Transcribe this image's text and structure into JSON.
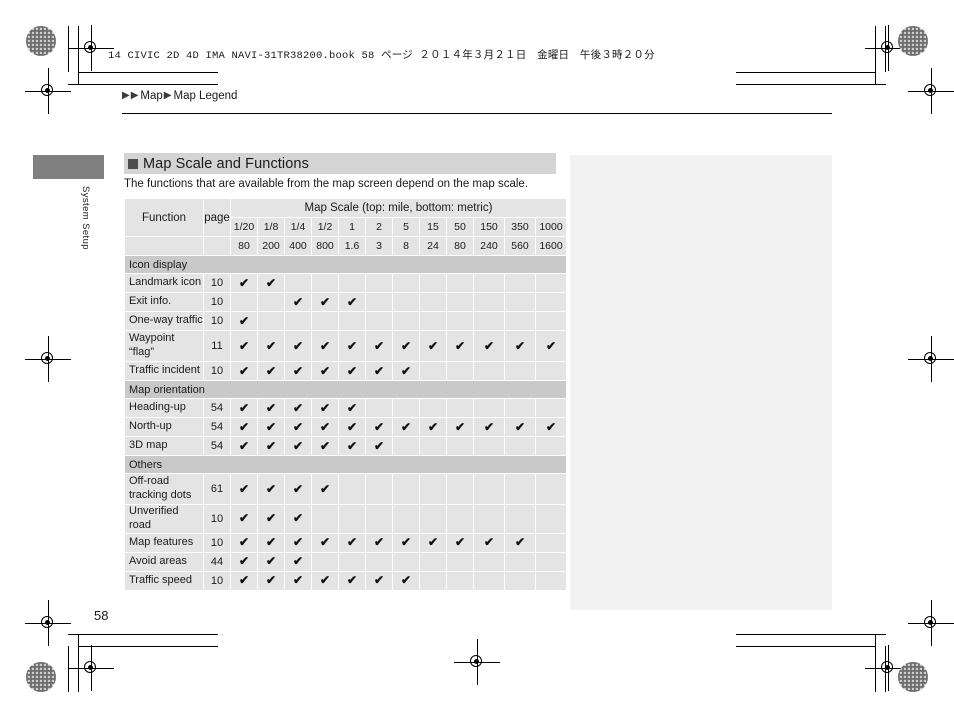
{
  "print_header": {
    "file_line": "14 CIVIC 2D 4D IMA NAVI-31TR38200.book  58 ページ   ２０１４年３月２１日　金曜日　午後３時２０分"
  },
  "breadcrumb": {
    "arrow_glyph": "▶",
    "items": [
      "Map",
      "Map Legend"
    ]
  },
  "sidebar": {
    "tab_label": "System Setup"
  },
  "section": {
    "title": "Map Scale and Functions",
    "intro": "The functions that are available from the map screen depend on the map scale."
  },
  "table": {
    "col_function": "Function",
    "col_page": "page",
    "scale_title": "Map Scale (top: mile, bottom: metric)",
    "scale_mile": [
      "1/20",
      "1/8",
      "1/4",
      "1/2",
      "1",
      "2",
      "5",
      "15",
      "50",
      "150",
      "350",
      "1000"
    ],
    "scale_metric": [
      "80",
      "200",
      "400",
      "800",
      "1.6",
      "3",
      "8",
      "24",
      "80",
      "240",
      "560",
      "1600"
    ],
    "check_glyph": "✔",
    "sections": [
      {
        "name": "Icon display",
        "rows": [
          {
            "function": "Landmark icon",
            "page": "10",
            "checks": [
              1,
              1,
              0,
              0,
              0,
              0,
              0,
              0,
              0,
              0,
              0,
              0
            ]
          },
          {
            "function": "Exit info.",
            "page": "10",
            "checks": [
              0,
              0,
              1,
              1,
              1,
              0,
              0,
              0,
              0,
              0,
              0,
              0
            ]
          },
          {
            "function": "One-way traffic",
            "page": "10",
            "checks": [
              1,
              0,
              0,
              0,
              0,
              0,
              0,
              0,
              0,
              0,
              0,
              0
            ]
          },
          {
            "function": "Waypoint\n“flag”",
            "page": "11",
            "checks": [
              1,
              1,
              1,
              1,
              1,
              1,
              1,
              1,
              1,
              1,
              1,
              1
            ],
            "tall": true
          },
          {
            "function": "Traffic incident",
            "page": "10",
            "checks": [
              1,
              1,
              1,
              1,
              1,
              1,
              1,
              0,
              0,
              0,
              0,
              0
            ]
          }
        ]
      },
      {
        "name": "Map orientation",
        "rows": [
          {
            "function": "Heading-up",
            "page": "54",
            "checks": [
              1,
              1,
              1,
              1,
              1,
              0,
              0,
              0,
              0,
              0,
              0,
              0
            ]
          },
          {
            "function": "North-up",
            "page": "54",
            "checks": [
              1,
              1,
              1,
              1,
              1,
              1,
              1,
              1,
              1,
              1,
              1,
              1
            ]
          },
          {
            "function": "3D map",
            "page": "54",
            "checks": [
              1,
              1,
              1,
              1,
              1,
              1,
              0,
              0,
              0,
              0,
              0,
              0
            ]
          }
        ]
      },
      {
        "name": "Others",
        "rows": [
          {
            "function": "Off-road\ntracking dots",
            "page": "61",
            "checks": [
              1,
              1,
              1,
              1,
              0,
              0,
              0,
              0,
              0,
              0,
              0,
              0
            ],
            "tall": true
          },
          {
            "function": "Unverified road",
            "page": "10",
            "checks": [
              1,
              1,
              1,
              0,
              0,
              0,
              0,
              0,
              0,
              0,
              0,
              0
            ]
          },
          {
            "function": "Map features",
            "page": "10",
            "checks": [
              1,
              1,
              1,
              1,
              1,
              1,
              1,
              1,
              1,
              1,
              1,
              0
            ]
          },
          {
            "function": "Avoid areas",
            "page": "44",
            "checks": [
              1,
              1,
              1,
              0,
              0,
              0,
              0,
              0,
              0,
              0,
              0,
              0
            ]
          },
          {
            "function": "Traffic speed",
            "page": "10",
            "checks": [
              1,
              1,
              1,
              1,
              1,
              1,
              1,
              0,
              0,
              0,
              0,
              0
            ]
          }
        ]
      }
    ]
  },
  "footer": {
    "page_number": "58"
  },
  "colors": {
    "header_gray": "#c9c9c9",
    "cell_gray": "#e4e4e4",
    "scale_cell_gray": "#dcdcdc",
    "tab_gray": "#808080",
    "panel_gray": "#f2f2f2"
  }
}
--
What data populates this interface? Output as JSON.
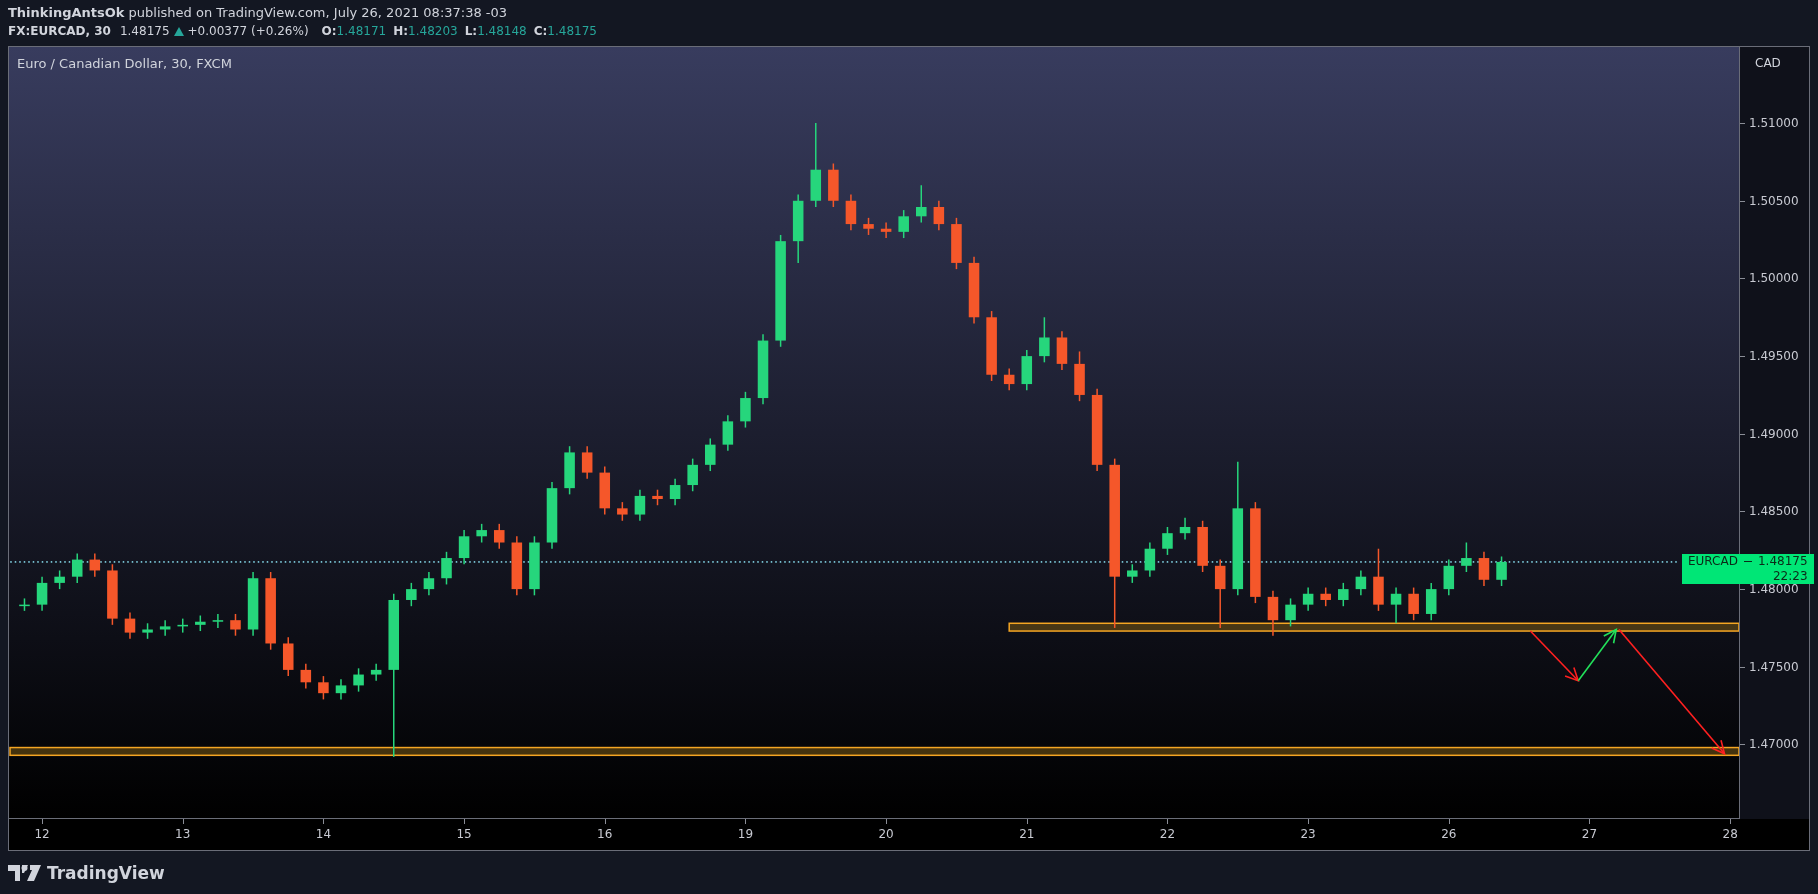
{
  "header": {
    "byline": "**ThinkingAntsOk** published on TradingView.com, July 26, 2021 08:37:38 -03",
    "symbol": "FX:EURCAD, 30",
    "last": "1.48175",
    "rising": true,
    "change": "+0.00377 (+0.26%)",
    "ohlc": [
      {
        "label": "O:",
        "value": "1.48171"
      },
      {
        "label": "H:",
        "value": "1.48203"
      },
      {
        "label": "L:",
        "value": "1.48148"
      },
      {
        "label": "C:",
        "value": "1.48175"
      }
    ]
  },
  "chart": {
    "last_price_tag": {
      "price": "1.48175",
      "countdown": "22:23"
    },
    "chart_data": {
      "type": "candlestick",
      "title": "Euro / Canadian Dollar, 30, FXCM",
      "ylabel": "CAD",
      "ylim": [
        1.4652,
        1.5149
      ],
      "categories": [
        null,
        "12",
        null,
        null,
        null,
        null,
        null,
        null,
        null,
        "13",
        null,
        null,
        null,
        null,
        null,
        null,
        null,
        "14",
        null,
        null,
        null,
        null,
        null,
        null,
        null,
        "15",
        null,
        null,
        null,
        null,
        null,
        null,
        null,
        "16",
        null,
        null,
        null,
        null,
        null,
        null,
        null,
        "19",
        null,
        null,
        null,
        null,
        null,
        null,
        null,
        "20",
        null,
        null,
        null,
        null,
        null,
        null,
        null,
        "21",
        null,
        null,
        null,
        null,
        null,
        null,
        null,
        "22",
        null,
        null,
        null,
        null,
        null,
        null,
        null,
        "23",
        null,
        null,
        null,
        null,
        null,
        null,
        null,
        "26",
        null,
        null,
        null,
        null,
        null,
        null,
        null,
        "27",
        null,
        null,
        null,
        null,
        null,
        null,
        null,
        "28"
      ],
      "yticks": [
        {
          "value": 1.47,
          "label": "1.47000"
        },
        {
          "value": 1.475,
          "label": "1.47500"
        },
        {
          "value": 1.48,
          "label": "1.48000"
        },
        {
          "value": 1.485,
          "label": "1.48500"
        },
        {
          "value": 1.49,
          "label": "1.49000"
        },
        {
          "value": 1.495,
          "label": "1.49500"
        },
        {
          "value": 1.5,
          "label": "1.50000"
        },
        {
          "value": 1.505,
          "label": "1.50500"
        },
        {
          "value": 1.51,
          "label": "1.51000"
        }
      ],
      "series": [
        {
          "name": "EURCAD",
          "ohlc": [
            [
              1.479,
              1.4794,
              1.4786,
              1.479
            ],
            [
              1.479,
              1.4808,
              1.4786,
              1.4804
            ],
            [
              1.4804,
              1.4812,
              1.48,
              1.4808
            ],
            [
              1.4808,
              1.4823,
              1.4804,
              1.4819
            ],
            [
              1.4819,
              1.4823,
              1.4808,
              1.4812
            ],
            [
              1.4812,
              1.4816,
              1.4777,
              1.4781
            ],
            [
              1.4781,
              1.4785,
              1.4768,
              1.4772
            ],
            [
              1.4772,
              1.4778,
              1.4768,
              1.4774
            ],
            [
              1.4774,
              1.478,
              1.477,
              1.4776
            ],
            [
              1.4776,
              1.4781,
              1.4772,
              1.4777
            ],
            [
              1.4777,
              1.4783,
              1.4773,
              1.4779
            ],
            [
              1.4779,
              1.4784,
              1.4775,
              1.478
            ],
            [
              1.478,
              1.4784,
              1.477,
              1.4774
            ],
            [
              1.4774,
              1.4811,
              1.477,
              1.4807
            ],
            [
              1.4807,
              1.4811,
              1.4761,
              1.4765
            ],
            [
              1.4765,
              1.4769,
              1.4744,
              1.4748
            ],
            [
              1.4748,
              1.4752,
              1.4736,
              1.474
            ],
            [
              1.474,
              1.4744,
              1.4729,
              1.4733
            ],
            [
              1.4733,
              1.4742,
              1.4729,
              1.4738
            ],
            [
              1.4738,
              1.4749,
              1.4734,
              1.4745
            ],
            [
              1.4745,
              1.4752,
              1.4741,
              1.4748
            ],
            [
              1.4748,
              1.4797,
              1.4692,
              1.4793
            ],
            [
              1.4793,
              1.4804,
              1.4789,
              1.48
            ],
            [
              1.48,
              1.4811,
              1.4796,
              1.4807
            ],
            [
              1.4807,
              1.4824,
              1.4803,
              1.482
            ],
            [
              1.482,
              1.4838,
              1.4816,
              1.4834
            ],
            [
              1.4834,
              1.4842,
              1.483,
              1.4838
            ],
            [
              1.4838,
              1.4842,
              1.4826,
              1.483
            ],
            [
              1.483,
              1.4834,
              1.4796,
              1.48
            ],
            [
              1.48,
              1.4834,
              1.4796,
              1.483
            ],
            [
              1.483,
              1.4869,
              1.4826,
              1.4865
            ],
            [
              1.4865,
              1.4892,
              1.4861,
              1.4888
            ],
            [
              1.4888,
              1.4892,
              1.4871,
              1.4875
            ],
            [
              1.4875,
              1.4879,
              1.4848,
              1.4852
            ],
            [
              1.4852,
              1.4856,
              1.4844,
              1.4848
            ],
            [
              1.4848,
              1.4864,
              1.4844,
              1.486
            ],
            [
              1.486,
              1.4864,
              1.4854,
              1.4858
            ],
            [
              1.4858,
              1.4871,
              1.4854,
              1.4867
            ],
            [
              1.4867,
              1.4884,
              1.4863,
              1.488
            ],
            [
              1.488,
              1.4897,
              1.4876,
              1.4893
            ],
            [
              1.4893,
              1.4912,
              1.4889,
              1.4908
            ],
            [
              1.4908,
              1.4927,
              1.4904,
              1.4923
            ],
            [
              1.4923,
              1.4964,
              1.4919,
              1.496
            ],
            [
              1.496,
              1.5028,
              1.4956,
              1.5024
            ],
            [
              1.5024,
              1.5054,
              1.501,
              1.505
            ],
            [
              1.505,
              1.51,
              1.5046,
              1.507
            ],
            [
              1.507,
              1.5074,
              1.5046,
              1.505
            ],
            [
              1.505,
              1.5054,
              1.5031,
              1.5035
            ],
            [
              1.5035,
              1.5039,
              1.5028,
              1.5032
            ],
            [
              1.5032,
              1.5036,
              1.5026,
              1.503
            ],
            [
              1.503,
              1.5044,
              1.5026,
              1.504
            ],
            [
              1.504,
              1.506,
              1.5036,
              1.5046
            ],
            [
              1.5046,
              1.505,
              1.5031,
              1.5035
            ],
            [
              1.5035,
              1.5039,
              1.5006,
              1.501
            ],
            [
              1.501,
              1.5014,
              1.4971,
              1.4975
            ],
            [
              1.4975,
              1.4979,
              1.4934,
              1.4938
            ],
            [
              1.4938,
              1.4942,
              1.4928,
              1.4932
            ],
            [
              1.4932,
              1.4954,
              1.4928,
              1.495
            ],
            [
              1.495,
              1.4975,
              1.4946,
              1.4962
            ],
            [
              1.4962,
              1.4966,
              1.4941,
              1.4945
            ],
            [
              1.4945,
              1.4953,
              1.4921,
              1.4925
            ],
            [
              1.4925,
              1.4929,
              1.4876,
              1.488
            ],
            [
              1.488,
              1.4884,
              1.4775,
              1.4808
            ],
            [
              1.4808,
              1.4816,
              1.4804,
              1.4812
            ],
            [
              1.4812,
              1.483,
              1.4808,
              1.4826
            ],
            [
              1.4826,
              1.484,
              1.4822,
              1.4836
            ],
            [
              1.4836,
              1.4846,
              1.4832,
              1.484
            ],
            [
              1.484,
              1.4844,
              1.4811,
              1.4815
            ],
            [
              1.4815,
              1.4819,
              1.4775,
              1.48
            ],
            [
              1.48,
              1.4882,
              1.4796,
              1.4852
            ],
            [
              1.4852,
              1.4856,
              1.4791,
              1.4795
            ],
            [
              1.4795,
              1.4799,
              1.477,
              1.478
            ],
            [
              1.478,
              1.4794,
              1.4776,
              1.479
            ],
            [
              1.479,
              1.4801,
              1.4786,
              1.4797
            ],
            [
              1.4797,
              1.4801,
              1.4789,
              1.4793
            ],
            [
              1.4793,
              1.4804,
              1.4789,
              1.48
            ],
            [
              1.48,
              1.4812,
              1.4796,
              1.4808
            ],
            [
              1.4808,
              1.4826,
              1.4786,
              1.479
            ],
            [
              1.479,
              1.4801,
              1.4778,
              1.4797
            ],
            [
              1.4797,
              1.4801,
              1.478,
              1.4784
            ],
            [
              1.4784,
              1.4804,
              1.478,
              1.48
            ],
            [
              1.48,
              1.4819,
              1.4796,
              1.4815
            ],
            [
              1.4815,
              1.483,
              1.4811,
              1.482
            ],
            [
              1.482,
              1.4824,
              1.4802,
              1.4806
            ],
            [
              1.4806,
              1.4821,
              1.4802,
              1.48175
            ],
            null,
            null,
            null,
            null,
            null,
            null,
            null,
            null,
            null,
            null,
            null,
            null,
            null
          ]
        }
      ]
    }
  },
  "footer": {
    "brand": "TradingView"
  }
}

◆ **Requirement**: Set out every line from the material that contains the string "name".

◆ **Solution to the exercise**:
        "name": "Icon display",
        "name": "Map orientation",
        "name": "Others",
          "name": "EURCAD",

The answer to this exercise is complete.